= TASK STATEMENT =
In the material below, find all lines with the string "이사회는" and copy them.

Recorded data
════════

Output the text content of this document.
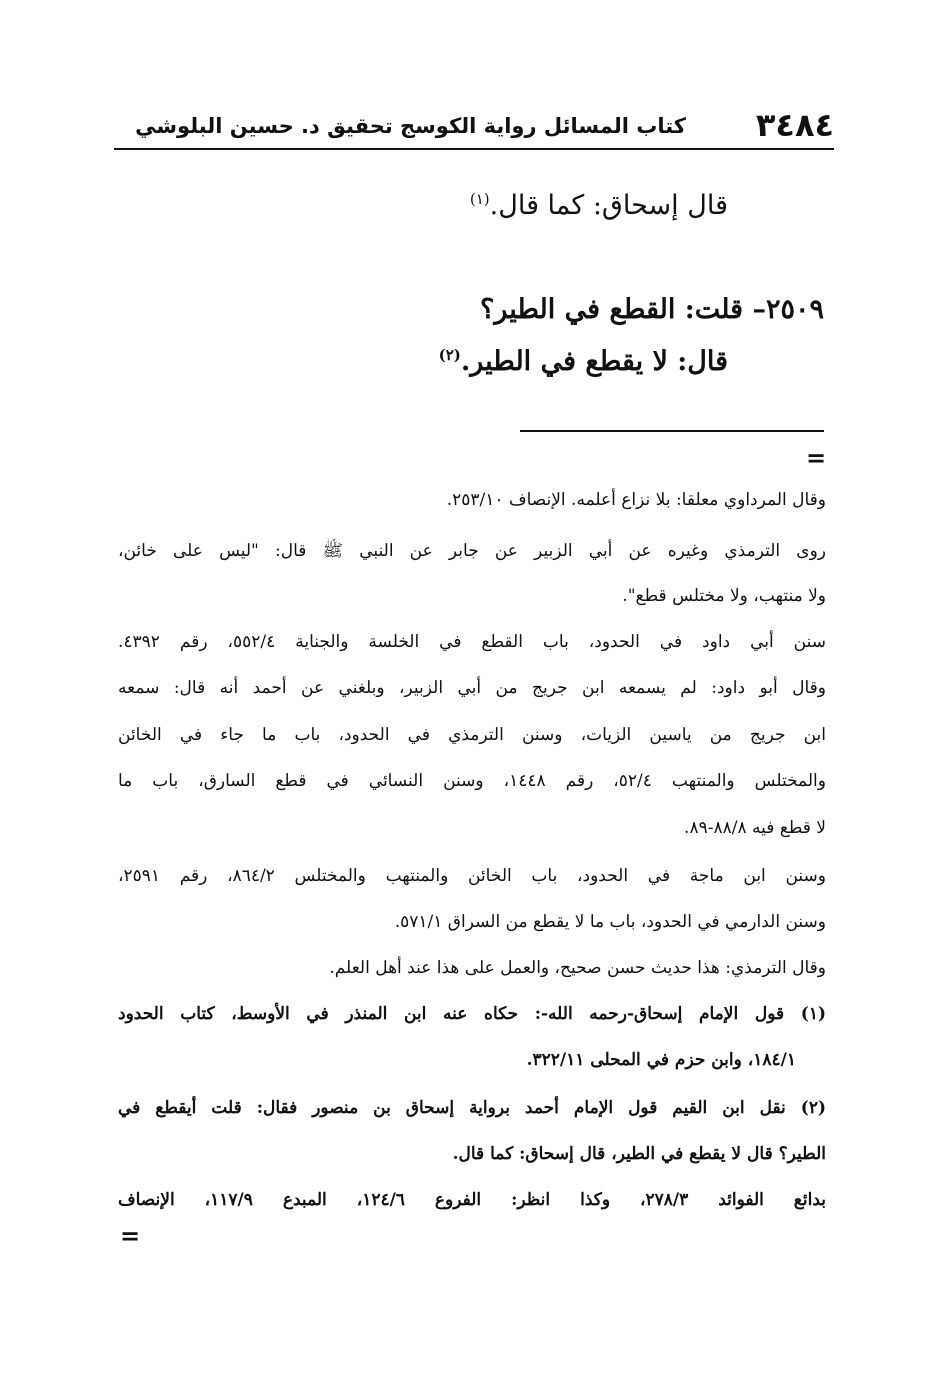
٣٤٨٤
كتاب المسائل رواية الكوسج تحقيق د. حسين البلوشي
قال إسحاق: كما قال.$^{(١)}$
٢٥٠٩– قلت: القطع في الطير؟
قال: لا يقطع في الطير.$^{(٢)}$
=
وقال المرداوي معلقا: بلا نزاع أعلمه. الإنصاف ٢٥٣/١٠.
روى الترمذي وغيره عن أبي الزبير عن جابر عن النبي ﷺ قال: "ليس على خائن،
ولا منتهب، ولا مختلس قطع".
سنن أبي داود في الحدود، باب القطع في الخلسة والجناية ٥٥٢/٤، رقم ٤٣٩٢.
وقال أبو داود: لم يسمعه ابن جريج من أبي الزبير، وبلغني عن أحمد أنه قال: سمعه
ابن جريج من ياسين الزيات، وسنن الترمذي في الحدود، باب ما جاء في الخائن
والمختلس والمنتهب ٥٢/٤، رقم ١٤٤٨، وسنن النسائي في قطع السارق، باب ما
لا قطع فيه ٨٨/٨-٨٩.
وسنن ابن ماجة في الحدود، باب الخائن والمنتهب والمختلس ٨٦٤/٢، رقم ٢٥٩١،
وسنن الدارمي في الحدود، باب ما لا يقطع من السراق ٥٧١/١.
وقال الترمذي: هذا حديث حسن صحيح، والعمل على هذا عند أهل العلم.
(١) قول الإمام إسحاق-رحمه الله-: حكاه عنه ابن المنذر في الأوسط، كتاب الحدود
١٨٤/١، وابن حزم في المحلى ٣٢٢/١١.
(٢) نقل ابن القيم قول الإمام أحمد برواية إسحاق بن منصور فقال: قلت أيقطع في
الطير؟ قال لا يقطع في الطير، قال إسحاق: كما قال.
بدائع الفوائد ٢٧٨/٣، وكذا انظر: الفروع ١٢٤/٦، المبدع ١١٧/٩، الإنصاف
=
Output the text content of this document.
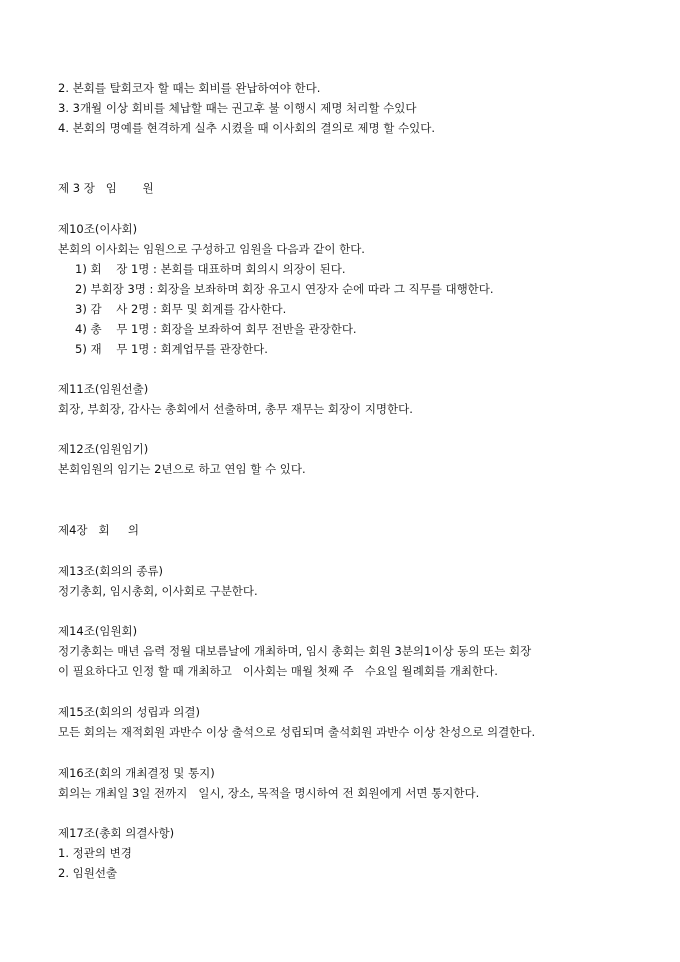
2. 본회를 탈회코자 할 때는 회비를 완납하여야 한다.
3. 3개월 이상 회비를 체납할 때는 권고후 불 이행시 제명 처리할 수있다
4. 본회의 명예를 현격하게 실추 시켰을 때 이사회의 결의로 제명 할 수있다.
제 3 장   임       원
제10조(이사회)
본회의 이사회는 임원으로 구성하고 임원을 다음과 같이 한다.
1) 회    장 1명 : 본회를 대표하며 회의시 의장이 된다.
2) 부회장 3명 : 회장을 보좌하며 회장 유고시 연장자 순에 따라 그 직무를 대행한다.
3) 감    사 2명 : 회무 및 회계를 감사한다.
4) 총    무 1명 : 회장을 보좌하여 회무 전반을 관장한다.
5) 재    무 1명 : 회계업무를 관장한다.
제11조(임원선출)
회장, 부회장, 감사는 총회에서 선출하며, 총무 재무는 회장이 지명한다.
제12조(임원임기)
본회임원의 임기는 2년으로 하고 연임 할 수 있다.
제4장   회     의
제13조(회의의 종류)
정기총회, 임시총회, 이사회로 구분한다.
제14조(임원회)
정기총회는 매년 음력 정월 대보름날에 개최하며, 임시 총회는 회원 3분의1이상 동의 또는 회장
이 필요하다고 인정 할 때 개최하고   이사회는 매월 첫째 주   수요일 월례회를 개최한다.
제15조(회의의 성립과 의결)
모든 회의는 재적회원 과반수 이상 출석으로 성립되며 출석회원 과반수 이상 찬성으로 의결한다.
제16조(회의 개최결정 및 통지)
회의는 개최일 3일 전까지   일시, 장소, 목적을 명시하여 전 회원에게 서면 통지한다.
제17조(총회 의결사항)
1. 정관의 변경
2. 임원선출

════════

= SOLUTION FOR THIS TASK =
본회의 이사회는 임원으로 구성하고 임원을 다음과 같이 한다.
이 필요하다고 인정 할 때 개최하고   이사회는 매월 첫째 주   수요일 월례회를 개최한다.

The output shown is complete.